─── Dataset records

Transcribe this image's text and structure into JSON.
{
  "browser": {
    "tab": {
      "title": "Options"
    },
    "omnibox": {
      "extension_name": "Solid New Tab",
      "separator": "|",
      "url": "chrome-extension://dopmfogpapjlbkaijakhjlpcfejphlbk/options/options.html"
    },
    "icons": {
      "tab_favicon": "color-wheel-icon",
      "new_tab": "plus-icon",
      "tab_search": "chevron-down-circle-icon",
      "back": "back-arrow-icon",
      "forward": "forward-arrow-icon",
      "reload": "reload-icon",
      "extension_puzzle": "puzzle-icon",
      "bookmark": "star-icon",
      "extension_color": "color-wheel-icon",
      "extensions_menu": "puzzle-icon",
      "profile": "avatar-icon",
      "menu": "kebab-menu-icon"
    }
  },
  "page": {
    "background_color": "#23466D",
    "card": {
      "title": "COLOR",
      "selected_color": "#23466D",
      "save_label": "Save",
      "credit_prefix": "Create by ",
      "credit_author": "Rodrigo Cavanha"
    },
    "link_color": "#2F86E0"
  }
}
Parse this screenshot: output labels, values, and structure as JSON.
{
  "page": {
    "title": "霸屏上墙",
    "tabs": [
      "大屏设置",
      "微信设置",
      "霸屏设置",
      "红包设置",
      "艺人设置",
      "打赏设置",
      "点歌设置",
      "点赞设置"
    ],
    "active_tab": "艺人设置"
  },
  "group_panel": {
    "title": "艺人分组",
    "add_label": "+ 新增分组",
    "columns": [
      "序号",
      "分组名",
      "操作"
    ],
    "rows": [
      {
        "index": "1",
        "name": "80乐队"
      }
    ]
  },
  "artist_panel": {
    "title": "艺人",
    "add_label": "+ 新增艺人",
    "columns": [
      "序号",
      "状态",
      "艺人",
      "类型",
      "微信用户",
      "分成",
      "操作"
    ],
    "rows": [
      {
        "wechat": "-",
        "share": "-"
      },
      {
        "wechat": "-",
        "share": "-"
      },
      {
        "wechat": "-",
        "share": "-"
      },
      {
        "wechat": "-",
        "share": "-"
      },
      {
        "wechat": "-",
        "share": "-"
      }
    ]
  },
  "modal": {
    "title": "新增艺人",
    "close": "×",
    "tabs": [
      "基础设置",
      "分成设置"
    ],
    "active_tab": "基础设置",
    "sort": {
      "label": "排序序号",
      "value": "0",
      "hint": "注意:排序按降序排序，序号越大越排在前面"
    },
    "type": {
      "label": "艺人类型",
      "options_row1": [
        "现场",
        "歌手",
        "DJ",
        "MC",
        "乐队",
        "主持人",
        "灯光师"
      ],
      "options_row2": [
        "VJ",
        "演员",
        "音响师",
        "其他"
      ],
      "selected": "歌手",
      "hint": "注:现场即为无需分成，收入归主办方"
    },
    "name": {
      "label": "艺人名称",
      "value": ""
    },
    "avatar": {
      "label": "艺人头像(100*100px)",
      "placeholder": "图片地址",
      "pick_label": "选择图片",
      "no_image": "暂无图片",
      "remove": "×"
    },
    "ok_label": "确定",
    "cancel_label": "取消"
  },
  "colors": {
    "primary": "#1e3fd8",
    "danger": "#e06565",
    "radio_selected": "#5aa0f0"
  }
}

──────

Problem to solve → Restate the final lines of the listing above word for word, beginning at the line that contains "Parse this screenshot: output".

Exercise answer →
Parse this screenshot: output labels, values, and structure as JSON.
{
  "page": {
    "title": "霸屏上墙",
    "tabs": [
      "大屏设置",
      "微信设置",
      "霸屏设置",
      "红包设置",
      "艺人设置",
      "打赏设置",
      "点歌设置",
      "点赞设置"
    ],
    "active_tab": "艺人设置"
  },
  "group_panel": {
    "title": "艺人分组",
    "add_label": "+ 新增分组",
    "columns": [
      "序号",
      "分组名",
      "操作"
    ],
    "rows": [
      {
        "index": "1",
        "name": "80乐队"
      }
    ]
  },
  "artist_panel": {
    "title": "艺人",
    "add_label": "+ 新增艺人",
    "columns": [
      "序号",
      "状态",
      "艺人",
      "类型",
      "微信用户",
      "分成",
      "操作"
    ],
    "rows": [
      {
        "wechat": "-",
        "share": "-"
      },
      {
        "wechat": "-",
        "share": "-"
      },
      {
        "wechat": "-",
        "share": "-"
      },
      {
        "wechat": "-",
        "share": "-"
      },
      {
        "wechat": "-",
        "share": "-"
      }
    ]
  },
  "modal": {
    "title": "新增艺人",
    "close": "×",
    "tabs": [
      "基础设置",
      "分成设置"
    ],
    "active_tab": "基础设置",
    "sort": {
      "label": "排序序号",
      "value": "0",
      "hint": "注意:排序按降序排序，序号越大越排在前面"
    },
    "type": {
      "label": "艺人类型",
      "options_row1": [
        "现场",
        "歌手",
        "DJ",
        "MC",
        "乐队",
        "主持人",
        "灯光师"
      ],
      "options_row2": [
        "VJ",
        "演员",
        "音响师",
        "其他"
      ],
      "selected": "歌手",
      "hint": "注:现场即为无需分成，收入归主办方"
    },
    "name": {
      "label": "艺人名称",
      "value": ""
    },
    "avatar": {
      "label": "艺人头像(100*100px)",
      "placeholder": "图片地址",
      "pick_label": "选择图片",
      "no_image": "暂无图片",
      "remove": "×"
    },
    "ok_label": "确定",
    "cancel_label": "取消"
  },
  "colors": {
    "primary": "#1e3fd8",
    "danger": "#e06565",
    "radio_selected": "#5aa0f0"
  }
}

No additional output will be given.